Problem details – Pick out each line containing the string "highlight".

======== Materials provided

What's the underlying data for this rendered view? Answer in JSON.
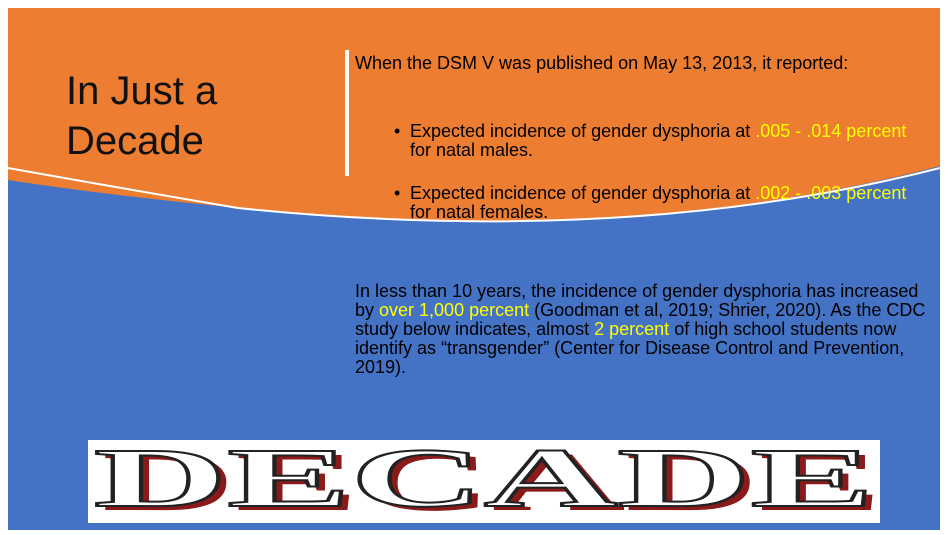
{
  "title": "In Just a Decade",
  "intro": "When the DSM V was published on May 13, 2013, it reported:",
  "bullets": [
    {
      "before": "Expected incidence of gender dysphoria at ",
      "highlight": ".005 - .014 percent",
      "after": " for natal males."
    },
    {
      "before": "Expected incidence of gender dysphoria at ",
      "highlight": ".002 - .003 percent",
      "after": " for natal females."
    }
  ],
  "paragraph": [
    {
      "text": "In less than 10 years, the incidence of gender dysphoria has increased by "
    },
    {
      "text": "over 1,000 percent",
      "highlight": true
    },
    {
      "text": " (Goodman et al, 2019; Shrier, 2020). As the CDC study below indicates, almost "
    },
    {
      "text": "2 percent",
      "highlight": true
    },
    {
      "text": " of high school students now identify as “transgender” (Center for Disease Control and Prevention, 2019)."
    }
  ],
  "banner": "DECADE"
}
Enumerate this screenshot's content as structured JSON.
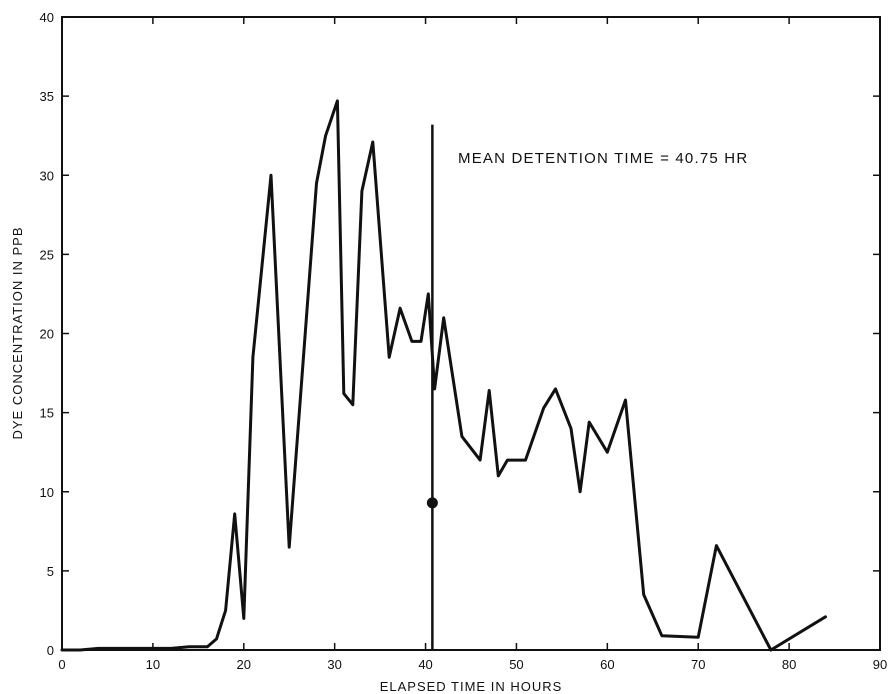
{
  "chart_data": {
    "type": "line",
    "title": "",
    "xlabel": "ELAPSED TIME IN HOURS",
    "ylabel": "DYE CONCENTRATION IN PPB",
    "xlim": [
      0,
      90
    ],
    "ylim": [
      0,
      40
    ],
    "xticks": [
      "0",
      "10",
      "20",
      "30",
      "40",
      "50",
      "60",
      "70",
      "80",
      "90"
    ],
    "yticks": [
      "0",
      "5",
      "10",
      "15",
      "20",
      "25",
      "30",
      "35",
      "40"
    ],
    "grid": false,
    "series": [
      {
        "x": [
          0,
          2,
          4,
          6,
          8,
          10,
          12,
          14,
          15,
          16,
          17,
          18,
          19,
          20,
          21,
          23,
          25,
          28,
          29,
          30.3,
          31,
          32,
          33,
          34.2,
          36,
          37.2,
          38.5,
          39.5,
          40.3,
          41,
          42,
          44,
          46,
          47,
          48,
          49,
          51,
          53,
          54.3,
          56,
          57,
          58,
          60,
          62,
          64,
          66,
          70,
          72,
          78,
          84
        ],
        "values": [
          0,
          0,
          0.1,
          0.1,
          0.1,
          0.1,
          0.1,
          0.2,
          0.2,
          0.2,
          0.7,
          2.5,
          8.6,
          2,
          18.5,
          30,
          6.5,
          29.5,
          32.5,
          34.7,
          16.2,
          15.5,
          29,
          32.1,
          18.5,
          21.6,
          19.5,
          19.5,
          22.5,
          16.5,
          21,
          13.5,
          12,
          16.4,
          11,
          12,
          12,
          15.3,
          16.5,
          14,
          10,
          14.4,
          12.5,
          15.8,
          3.5,
          0.9,
          0.8,
          6.6,
          0,
          2.1
        ]
      }
    ],
    "mean_line": {
      "x": 40.75,
      "y_top": 33.2,
      "marker_y": 9.3
    },
    "annotation": "MEAN DETENTION TIME = 40.75 HR"
  }
}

================

Written solution –
      "highlight": ".005 - .014 percent",
      "highlight": ".002 - .003 percent",
      "highlight": true
      "highlight": true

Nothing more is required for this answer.